• [Written task] Without altering anything, output the material below.

=== Given information ===

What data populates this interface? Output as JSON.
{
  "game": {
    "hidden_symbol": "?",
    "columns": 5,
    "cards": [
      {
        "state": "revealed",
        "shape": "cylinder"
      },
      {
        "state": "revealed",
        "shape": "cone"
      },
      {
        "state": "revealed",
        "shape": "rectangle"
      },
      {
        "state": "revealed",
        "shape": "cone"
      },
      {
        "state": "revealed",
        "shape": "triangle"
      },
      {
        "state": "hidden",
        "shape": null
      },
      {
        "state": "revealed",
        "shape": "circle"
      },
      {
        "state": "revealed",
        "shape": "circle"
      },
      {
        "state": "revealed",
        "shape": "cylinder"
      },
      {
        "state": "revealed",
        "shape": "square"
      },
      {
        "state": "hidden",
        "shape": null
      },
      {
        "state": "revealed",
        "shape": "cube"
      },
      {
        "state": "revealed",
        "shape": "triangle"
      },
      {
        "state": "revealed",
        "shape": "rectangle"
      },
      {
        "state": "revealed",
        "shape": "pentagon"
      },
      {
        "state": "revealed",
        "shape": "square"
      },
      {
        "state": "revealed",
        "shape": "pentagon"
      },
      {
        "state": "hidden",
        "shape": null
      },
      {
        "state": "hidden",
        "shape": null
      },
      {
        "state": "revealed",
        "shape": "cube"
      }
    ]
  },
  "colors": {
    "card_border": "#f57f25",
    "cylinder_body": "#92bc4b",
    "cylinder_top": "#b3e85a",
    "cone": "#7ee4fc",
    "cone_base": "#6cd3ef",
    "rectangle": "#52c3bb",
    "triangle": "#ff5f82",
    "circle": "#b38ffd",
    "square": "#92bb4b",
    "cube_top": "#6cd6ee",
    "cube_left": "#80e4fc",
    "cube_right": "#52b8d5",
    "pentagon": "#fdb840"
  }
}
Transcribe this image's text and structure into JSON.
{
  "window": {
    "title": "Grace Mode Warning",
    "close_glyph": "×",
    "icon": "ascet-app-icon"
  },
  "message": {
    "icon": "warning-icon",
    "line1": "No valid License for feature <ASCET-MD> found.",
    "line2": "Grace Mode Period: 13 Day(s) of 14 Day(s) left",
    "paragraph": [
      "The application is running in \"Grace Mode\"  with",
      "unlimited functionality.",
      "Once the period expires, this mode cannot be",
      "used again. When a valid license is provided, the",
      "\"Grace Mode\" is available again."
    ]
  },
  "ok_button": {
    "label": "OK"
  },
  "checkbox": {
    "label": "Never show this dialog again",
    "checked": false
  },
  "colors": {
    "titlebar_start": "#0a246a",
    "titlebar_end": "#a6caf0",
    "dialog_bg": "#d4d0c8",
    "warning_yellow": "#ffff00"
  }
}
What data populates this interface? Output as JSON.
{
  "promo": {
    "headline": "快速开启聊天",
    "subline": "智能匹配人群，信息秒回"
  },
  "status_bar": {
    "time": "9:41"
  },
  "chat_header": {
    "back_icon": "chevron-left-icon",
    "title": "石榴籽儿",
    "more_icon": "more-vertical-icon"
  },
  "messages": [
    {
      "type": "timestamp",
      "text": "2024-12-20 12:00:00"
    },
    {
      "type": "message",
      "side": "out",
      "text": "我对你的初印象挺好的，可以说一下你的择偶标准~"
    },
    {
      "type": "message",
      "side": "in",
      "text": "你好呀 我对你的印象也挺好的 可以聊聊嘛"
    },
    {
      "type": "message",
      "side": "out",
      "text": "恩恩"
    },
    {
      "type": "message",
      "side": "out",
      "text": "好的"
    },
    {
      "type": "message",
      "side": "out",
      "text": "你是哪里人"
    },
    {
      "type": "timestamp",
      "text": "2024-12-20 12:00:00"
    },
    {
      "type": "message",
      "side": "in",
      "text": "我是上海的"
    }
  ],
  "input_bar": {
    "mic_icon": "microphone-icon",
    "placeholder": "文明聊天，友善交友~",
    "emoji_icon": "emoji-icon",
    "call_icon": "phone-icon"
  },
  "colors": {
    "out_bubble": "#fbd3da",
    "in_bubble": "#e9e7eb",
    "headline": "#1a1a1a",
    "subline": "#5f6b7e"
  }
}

===

• [Exercise result]
What data populates this interface? Output as JSON.
{
  "game": {
    "hidden_symbol": "?",
    "columns": 5,
    "cards": [
      {
        "state": "revealed",
        "shape": "cylinder"
      },
      {
        "state": "revealed",
        "shape": "cone"
      },
      {
        "state": "revealed",
        "shape": "rectangle"
      },
      {
        "state": "revealed",
        "shape": "cone"
      },
      {
        "state": "revealed",
        "shape": "triangle"
      },
      {
        "state": "hidden",
        "shape": null
      },
      {
        "state": "revealed",
        "shape": "circle"
      },
      {
        "state": "revealed",
        "shape": "circle"
      },
      {
        "state": "revealed",
        "shape": "cylinder"
      },
      {
        "state": "revealed",
        "shape": "square"
      },
      {
        "state": "hidden",
        "shape": null
      },
      {
        "state": "revealed",
        "shape": "cube"
      },
      {
        "state": "revealed",
        "shape": "triangle"
      },
      {
        "state": "revealed",
        "shape": "rectangle"
      },
      {
        "state": "revealed",
        "shape": "pentagon"
      },
      {
        "state": "revealed",
        "shape": "square"
      },
      {
        "state": "revealed",
        "shape": "pentagon"
      },
      {
        "state": "hidden",
        "shape": null
      },
      {
        "state": "hidden",
        "shape": null
      },
      {
        "state": "revealed",
        "shape": "cube"
      }
    ]
  },
  "colors": {
    "card_border": "#f57f25",
    "cylinder_body": "#92bc4b",
    "cylinder_top": "#b3e85a",
    "cone": "#7ee4fc",
    "cone_base": "#6cd3ef",
    "rectangle": "#52c3bb",
    "triangle": "#ff5f82",
    "circle": "#b38ffd",
    "square": "#92bb4b",
    "cube_top": "#6cd6ee",
    "cube_left": "#80e4fc",
    "cube_right": "#52b8d5",
    "pentagon": "#fdb840"
  }
}
Transcribe this image's text and structure into JSON.
{
  "window": {
    "title": "Grace Mode Warning",
    "close_glyph": "×",
    "icon": "ascet-app-icon"
  },
  "message": {
    "icon": "warning-icon",
    "line1": "No valid License for feature <ASCET-MD> found.",
    "line2": "Grace Mode Period: 13 Day(s) of 14 Day(s) left",
    "paragraph": [
      "The application is running in \"Grace Mode\"  with",
      "unlimited functionality.",
      "Once the period expires, this mode cannot be",
      "used again. When a valid license is provided, the",
      "\"Grace Mode\" is available again."
    ]
  },
  "ok_button": {
    "label": "OK"
  },
  "checkbox": {
    "label": "Never show this dialog again",
    "checked": false
  },
  "colors": {
    "titlebar_start": "#0a246a",
    "titlebar_end": "#a6caf0",
    "dialog_bg": "#d4d0c8",
    "warning_yellow": "#ffff00"
  }
}
What data populates this interface? Output as JSON.
{
  "promo": {
    "headline": "快速开启聊天",
    "subline": "智能匹配人群，信息秒回"
  },
  "status_bar": {
    "time": "9:41"
  },
  "chat_header": {
    "back_icon": "chevron-left-icon",
    "title": "石榴籽儿",
    "more_icon": "more-vertical-icon"
  },
  "messages": [
    {
      "type": "timestamp",
      "text": "2024-12-20 12:00:00"
    },
    {
      "type": "message",
      "side": "out",
      "text": "我对你的初印象挺好的，可以说一下你的择偶标准~"
    },
    {
      "type": "message",
      "side": "in",
      "text": "你好呀 我对你的印象也挺好的 可以聊聊嘛"
    },
    {
      "type": "message",
      "side": "out",
      "text": "恩恩"
    },
    {
      "type": "message",
      "side": "out",
      "text": "好的"
    },
    {
      "type": "message",
      "side": "out",
      "text": "你是哪里人"
    },
    {
      "type": "timestamp",
      "text": "2024-12-20 12:00:00"
    },
    {
      "type": "message",
      "side": "in",
      "text": "我是上海的"
    }
  ],
  "input_bar": {
    "mic_icon": "microphone-icon",
    "placeholder": "文明聊天，友善交友~",
    "emoji_icon": "emoji-icon",
    "call_icon": "phone-icon"
  },
  "colors": {
    "out_bubble": "#fbd3da",
    "in_bubble": "#e9e7eb",
    "headline": "#1a1a1a",
    "subline": "#5f6b7e"
  }
}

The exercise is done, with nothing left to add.